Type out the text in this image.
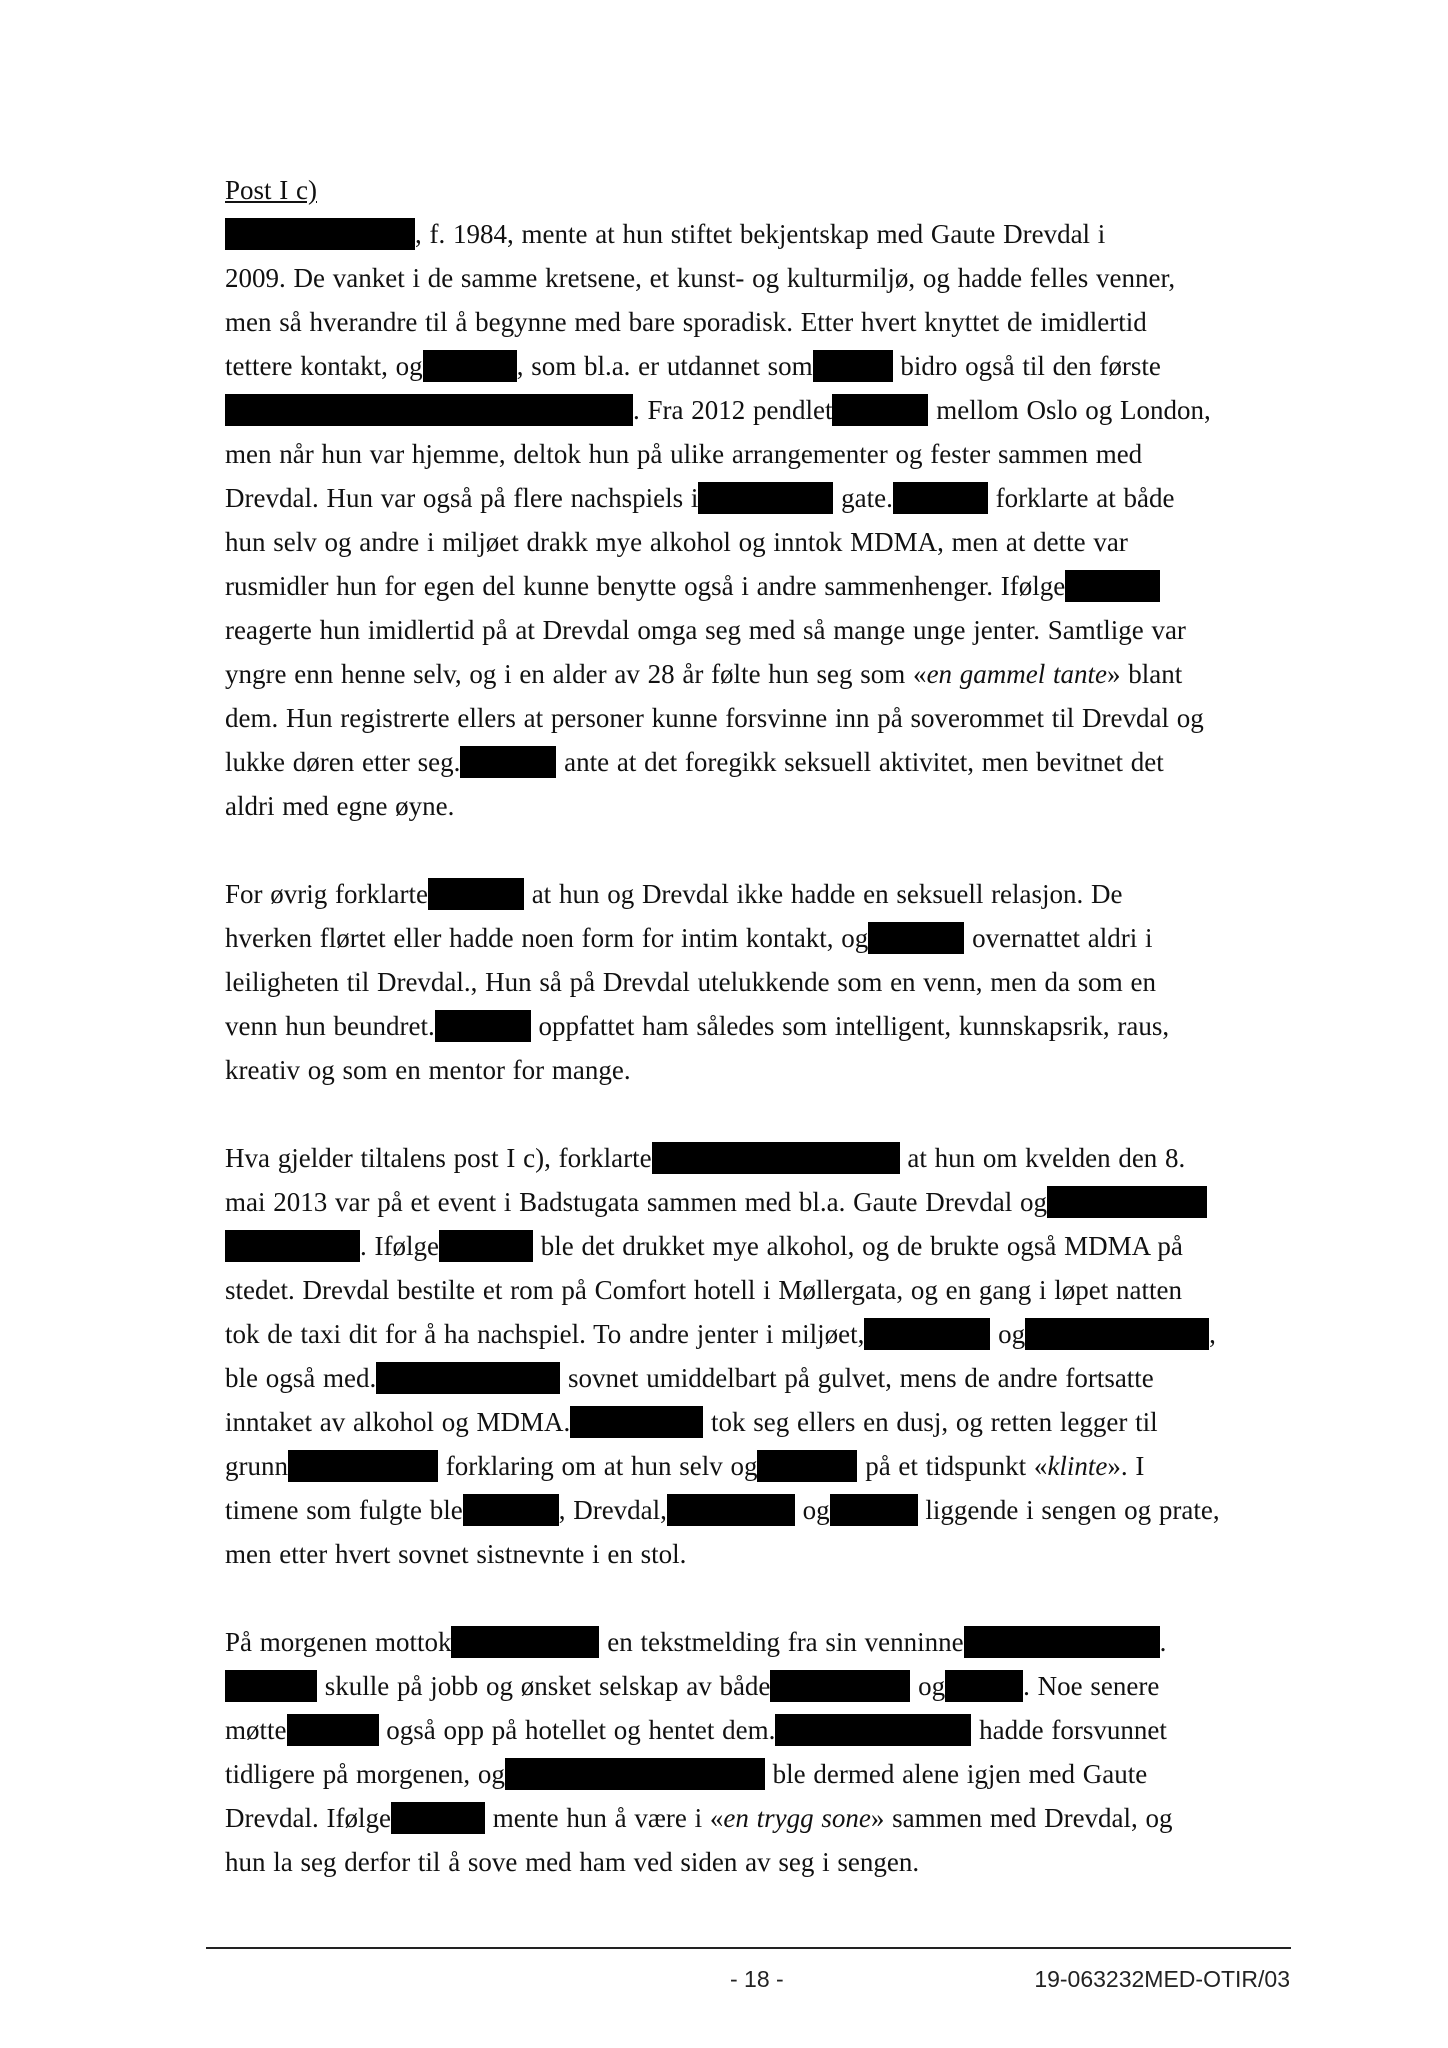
Post I c)
, f. 1984, mente at hun stiftet bekjentskap med Gaute Drevdal i
2009. De vanket i de samme kretsene, et kunst- og kulturmiljø, og hadde felles venner,
men så hverandre til å begynne med bare sporadisk. Etter hvert knyttet de imidlertid
tettere kontakt, og	, som bl.a. er utdannet som	bidro også til den første
. Fra 2012 pendlet	mellom Oslo og London,
men når hun var hjemme, deltok hun på ulike arrangementer og fester sammen med
Drevdal. Hun var også på flere nachspiels i	gate.	forklarte at både
hun selv og andre i miljøet drakk mye alkohol og inntok MDMA, men at dette var
rusmidler hun for egen del kunne benytte også i andre sammenhenger. Ifølge
reagerte hun imidlertid på at Drevdal omga seg med så mange unge jenter. Samtlige var
yngre enn henne selv, og i en alder av 28 år følte hun seg som «en gammel tante» blant
dem. Hun registrerte ellers at personer kunne forsvinne inn på soverommet til Drevdal og
lukke døren etter seg.	ante at det foregikk seksuell aktivitet, men bevitnet det
aldri med egne øyne.
For øvrig forklarte	at hun og Drevdal ikke hadde en seksuell relasjon. De
hverken flørtet eller hadde noen form for intim kontakt, og	overnattet aldri i
leiligheten til Drevdal., Hun så på Drevdal utelukkende som en venn, men da som en
venn hun beundret.	oppfattet ham således som intelligent, kunnskapsrik, raus,
kreativ og som en mentor for mange.
Hva gjelder tiltalens post I c), forklarte	at hun om kvelden den 8.
mai 2013 var på et event i Badstugata sammen med bl.a. Gaute Drevdal og
. Ifølge	ble det drukket mye alkohol, og de brukte også MDMA på
stedet. Drevdal bestilte et rom på Comfort hotell i Møllergata, og en gang i løpet natten
tok de taxi dit for å ha nachspiel. To andre jenter i miljøet,	og	,
ble også med.	sovnet umiddelbart på gulvet, mens de andre fortsatte
inntaket av alkohol og MDMA.	tok seg ellers en dusj, og retten legger til
grunn	forklaring om at hun selv og	på et tidspunkt «klinte». I
timene som fulgte ble	, Drevdal,	og	liggende i sengen og prate,
men etter hvert sovnet sistnevnte i en stol.
På morgenen mottok	en tekstmelding fra sin venninne	.
skulle på jobb og ønsket selskap av både	og	. Noe senere
møtte	også opp på hotellet og hentet dem.	hadde forsvunnet
tidligere på morgenen, og	ble dermed alene igjen med Gaute
Drevdal. Ifølge	mente hun å være i «en trygg sone» sammen med Drevdal, og
hun la seg derfor til å sove med ham ved siden av seg i sengen.
- 18 -	19-063232MED-OTIR/03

++++++++++

▶ THE PROBLEM:
Give the count of lines containing "Gaute", with no added text.

▶ FINAL RESULT:
3